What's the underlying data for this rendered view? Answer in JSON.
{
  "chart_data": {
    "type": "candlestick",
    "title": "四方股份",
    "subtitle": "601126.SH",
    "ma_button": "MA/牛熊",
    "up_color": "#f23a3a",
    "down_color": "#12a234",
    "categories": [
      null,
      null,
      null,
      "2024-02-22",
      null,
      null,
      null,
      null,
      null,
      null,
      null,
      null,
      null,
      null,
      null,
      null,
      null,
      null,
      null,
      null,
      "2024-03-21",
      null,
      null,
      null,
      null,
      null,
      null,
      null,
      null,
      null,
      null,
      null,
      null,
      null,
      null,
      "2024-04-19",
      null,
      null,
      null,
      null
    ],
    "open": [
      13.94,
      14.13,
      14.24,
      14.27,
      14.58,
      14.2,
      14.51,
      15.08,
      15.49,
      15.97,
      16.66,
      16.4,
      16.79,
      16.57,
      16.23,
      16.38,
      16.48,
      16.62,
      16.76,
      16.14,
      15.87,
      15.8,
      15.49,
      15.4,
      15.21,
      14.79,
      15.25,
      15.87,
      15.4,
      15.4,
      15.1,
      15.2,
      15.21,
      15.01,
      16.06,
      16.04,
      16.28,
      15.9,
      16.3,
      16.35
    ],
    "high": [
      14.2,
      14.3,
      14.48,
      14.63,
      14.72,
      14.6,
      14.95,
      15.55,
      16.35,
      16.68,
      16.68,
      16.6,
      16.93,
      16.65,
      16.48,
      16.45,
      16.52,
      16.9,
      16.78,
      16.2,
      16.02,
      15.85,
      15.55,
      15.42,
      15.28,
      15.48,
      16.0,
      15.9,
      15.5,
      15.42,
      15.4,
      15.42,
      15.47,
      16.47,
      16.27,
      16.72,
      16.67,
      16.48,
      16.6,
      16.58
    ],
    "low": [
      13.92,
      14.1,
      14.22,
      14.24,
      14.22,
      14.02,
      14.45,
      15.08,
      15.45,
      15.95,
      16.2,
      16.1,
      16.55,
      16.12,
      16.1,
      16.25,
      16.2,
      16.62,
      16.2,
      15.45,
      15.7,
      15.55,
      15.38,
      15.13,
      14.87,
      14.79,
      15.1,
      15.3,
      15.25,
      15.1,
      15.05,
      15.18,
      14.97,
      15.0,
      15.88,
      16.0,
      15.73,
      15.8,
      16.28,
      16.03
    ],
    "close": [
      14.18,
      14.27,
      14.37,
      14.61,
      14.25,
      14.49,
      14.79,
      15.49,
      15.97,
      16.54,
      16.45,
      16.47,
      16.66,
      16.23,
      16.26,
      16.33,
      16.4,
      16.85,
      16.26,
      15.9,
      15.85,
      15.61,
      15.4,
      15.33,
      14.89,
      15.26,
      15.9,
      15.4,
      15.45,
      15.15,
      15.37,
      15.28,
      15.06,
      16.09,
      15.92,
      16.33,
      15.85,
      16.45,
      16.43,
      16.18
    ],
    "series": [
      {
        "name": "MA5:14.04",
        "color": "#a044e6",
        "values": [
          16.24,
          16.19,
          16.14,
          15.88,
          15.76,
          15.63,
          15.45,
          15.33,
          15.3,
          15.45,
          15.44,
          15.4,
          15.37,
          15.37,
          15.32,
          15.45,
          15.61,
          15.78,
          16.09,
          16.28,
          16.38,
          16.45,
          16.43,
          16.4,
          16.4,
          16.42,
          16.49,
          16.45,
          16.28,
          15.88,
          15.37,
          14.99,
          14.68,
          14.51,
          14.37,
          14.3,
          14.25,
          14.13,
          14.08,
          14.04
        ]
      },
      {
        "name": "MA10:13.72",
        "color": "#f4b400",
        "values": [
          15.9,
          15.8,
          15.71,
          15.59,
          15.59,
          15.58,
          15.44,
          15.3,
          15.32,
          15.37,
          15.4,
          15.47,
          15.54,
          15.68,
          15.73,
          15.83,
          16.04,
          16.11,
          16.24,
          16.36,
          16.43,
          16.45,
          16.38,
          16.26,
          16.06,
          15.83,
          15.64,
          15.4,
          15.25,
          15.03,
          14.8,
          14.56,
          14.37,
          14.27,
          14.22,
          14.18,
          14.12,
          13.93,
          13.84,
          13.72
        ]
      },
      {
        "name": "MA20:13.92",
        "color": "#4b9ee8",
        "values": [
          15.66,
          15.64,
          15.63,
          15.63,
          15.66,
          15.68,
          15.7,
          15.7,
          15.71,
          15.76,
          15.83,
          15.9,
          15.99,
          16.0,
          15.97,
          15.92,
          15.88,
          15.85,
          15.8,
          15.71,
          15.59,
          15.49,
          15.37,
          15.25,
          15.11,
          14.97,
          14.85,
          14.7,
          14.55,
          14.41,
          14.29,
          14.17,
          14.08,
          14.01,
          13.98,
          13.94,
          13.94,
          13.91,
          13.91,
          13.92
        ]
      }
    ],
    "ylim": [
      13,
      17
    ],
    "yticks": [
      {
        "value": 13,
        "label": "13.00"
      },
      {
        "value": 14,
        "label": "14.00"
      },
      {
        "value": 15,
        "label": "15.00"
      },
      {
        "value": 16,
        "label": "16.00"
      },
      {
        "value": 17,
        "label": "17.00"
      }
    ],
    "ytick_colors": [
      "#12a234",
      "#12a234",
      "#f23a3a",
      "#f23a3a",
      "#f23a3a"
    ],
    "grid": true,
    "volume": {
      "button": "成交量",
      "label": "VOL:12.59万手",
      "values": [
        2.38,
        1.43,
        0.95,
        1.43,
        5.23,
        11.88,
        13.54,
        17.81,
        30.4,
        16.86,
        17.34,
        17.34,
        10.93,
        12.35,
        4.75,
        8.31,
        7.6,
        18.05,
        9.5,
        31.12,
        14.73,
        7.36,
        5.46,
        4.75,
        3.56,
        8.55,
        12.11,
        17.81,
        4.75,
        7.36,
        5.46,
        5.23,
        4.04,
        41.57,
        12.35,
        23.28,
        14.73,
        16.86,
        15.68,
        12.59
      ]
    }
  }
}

> **Goal**: Write the material out exactly, with nothing left out.

> **Task response**:
What's the underlying data for this rendered view? Answer in JSON.
{
  "chart_data": {
    "type": "candlestick",
    "title": "四方股份",
    "subtitle": "601126.SH",
    "ma_button": "MA/牛熊",
    "up_color": "#f23a3a",
    "down_color": "#12a234",
    "categories": [
      null,
      null,
      null,
      "2024-02-22",
      null,
      null,
      null,
      null,
      null,
      null,
      null,
      null,
      null,
      null,
      null,
      null,
      null,
      null,
      null,
      null,
      "2024-03-21",
      null,
      null,
      null,
      null,
      null,
      null,
      null,
      null,
      null,
      null,
      null,
      null,
      null,
      null,
      "2024-04-19",
      null,
      null,
      null,
      null
    ],
    "open": [
      13.94,
      14.13,
      14.24,
      14.27,
      14.58,
      14.2,
      14.51,
      15.08,
      15.49,
      15.97,
      16.66,
      16.4,
      16.79,
      16.57,
      16.23,
      16.38,
      16.48,
      16.62,
      16.76,
      16.14,
      15.87,
      15.8,
      15.49,
      15.4,
      15.21,
      14.79,
      15.25,
      15.87,
      15.4,
      15.4,
      15.1,
      15.2,
      15.21,
      15.01,
      16.06,
      16.04,
      16.28,
      15.9,
      16.3,
      16.35
    ],
    "high": [
      14.2,
      14.3,
      14.48,
      14.63,
      14.72,
      14.6,
      14.95,
      15.55,
      16.35,
      16.68,
      16.68,
      16.6,
      16.93,
      16.65,
      16.48,
      16.45,
      16.52,
      16.9,
      16.78,
      16.2,
      16.02,
      15.85,
      15.55,
      15.42,
      15.28,
      15.48,
      16.0,
      15.9,
      15.5,
      15.42,
      15.4,
      15.42,
      15.47,
      16.47,
      16.27,
      16.72,
      16.67,
      16.48,
      16.6,
      16.58
    ],
    "low": [
      13.92,
      14.1,
      14.22,
      14.24,
      14.22,
      14.02,
      14.45,
      15.08,
      15.45,
      15.95,
      16.2,
      16.1,
      16.55,
      16.12,
      16.1,
      16.25,
      16.2,
      16.62,
      16.2,
      15.45,
      15.7,
      15.55,
      15.38,
      15.13,
      14.87,
      14.79,
      15.1,
      15.3,
      15.25,
      15.1,
      15.05,
      15.18,
      14.97,
      15.0,
      15.88,
      16.0,
      15.73,
      15.8,
      16.28,
      16.03
    ],
    "close": [
      14.18,
      14.27,
      14.37,
      14.61,
      14.25,
      14.49,
      14.79,
      15.49,
      15.97,
      16.54,
      16.45,
      16.47,
      16.66,
      16.23,
      16.26,
      16.33,
      16.4,
      16.85,
      16.26,
      15.9,
      15.85,
      15.61,
      15.4,
      15.33,
      14.89,
      15.26,
      15.9,
      15.4,
      15.45,
      15.15,
      15.37,
      15.28,
      15.06,
      16.09,
      15.92,
      16.33,
      15.85,
      16.45,
      16.43,
      16.18
    ],
    "series": [
      {
        "name": "MA5:14.04",
        "color": "#a044e6",
        "values": [
          16.24,
          16.19,
          16.14,
          15.88,
          15.76,
          15.63,
          15.45,
          15.33,
          15.3,
          15.45,
          15.44,
          15.4,
          15.37,
          15.37,
          15.32,
          15.45,
          15.61,
          15.78,
          16.09,
          16.28,
          16.38,
          16.45,
          16.43,
          16.4,
          16.4,
          16.42,
          16.49,
          16.45,
          16.28,
          15.88,
          15.37,
          14.99,
          14.68,
          14.51,
          14.37,
          14.3,
          14.25,
          14.13,
          14.08,
          14.04
        ]
      },
      {
        "name": "MA10:13.72",
        "color": "#f4b400",
        "values": [
          15.9,
          15.8,
          15.71,
          15.59,
          15.59,
          15.58,
          15.44,
          15.3,
          15.32,
          15.37,
          15.4,
          15.47,
          15.54,
          15.68,
          15.73,
          15.83,
          16.04,
          16.11,
          16.24,
          16.36,
          16.43,
          16.45,
          16.38,
          16.26,
          16.06,
          15.83,
          15.64,
          15.4,
          15.25,
          15.03,
          14.8,
          14.56,
          14.37,
          14.27,
          14.22,
          14.18,
          14.12,
          13.93,
          13.84,
          13.72
        ]
      },
      {
        "name": "MA20:13.92",
        "color": "#4b9ee8",
        "values": [
          15.66,
          15.64,
          15.63,
          15.63,
          15.66,
          15.68,
          15.7,
          15.7,
          15.71,
          15.76,
          15.83,
          15.9,
          15.99,
          16.0,
          15.97,
          15.92,
          15.88,
          15.85,
          15.8,
          15.71,
          15.59,
          15.49,
          15.37,
          15.25,
          15.11,
          14.97,
          14.85,
          14.7,
          14.55,
          14.41,
          14.29,
          14.17,
          14.08,
          14.01,
          13.98,
          13.94,
          13.94,
          13.91,
          13.91,
          13.92
        ]
      }
    ],
    "ylim": [
      13,
      17
    ],
    "yticks": [
      {
        "value": 13,
        "label": "13.00"
      },
      {
        "value": 14,
        "label": "14.00"
      },
      {
        "value": 15,
        "label": "15.00"
      },
      {
        "value": 16,
        "label": "16.00"
      },
      {
        "value": 17,
        "label": "17.00"
      }
    ],
    "ytick_colors": [
      "#12a234",
      "#12a234",
      "#f23a3a",
      "#f23a3a",
      "#f23a3a"
    ],
    "grid": true,
    "volume": {
      "button": "成交量",
      "label": "VOL:12.59万手",
      "values": [
        2.38,
        1.43,
        0.95,
        1.43,
        5.23,
        11.88,
        13.54,
        17.81,
        30.4,
        16.86,
        17.34,
        17.34,
        10.93,
        12.35,
        4.75,
        8.31,
        7.6,
        18.05,
        9.5,
        31.12,
        14.73,
        7.36,
        5.46,
        4.75,
        3.56,
        8.55,
        12.11,
        17.81,
        4.75,
        7.36,
        5.46,
        5.23,
        4.04,
        41.57,
        12.35,
        23.28,
        14.73,
        16.86,
        15.68,
        12.59
      ]
    }
  }
}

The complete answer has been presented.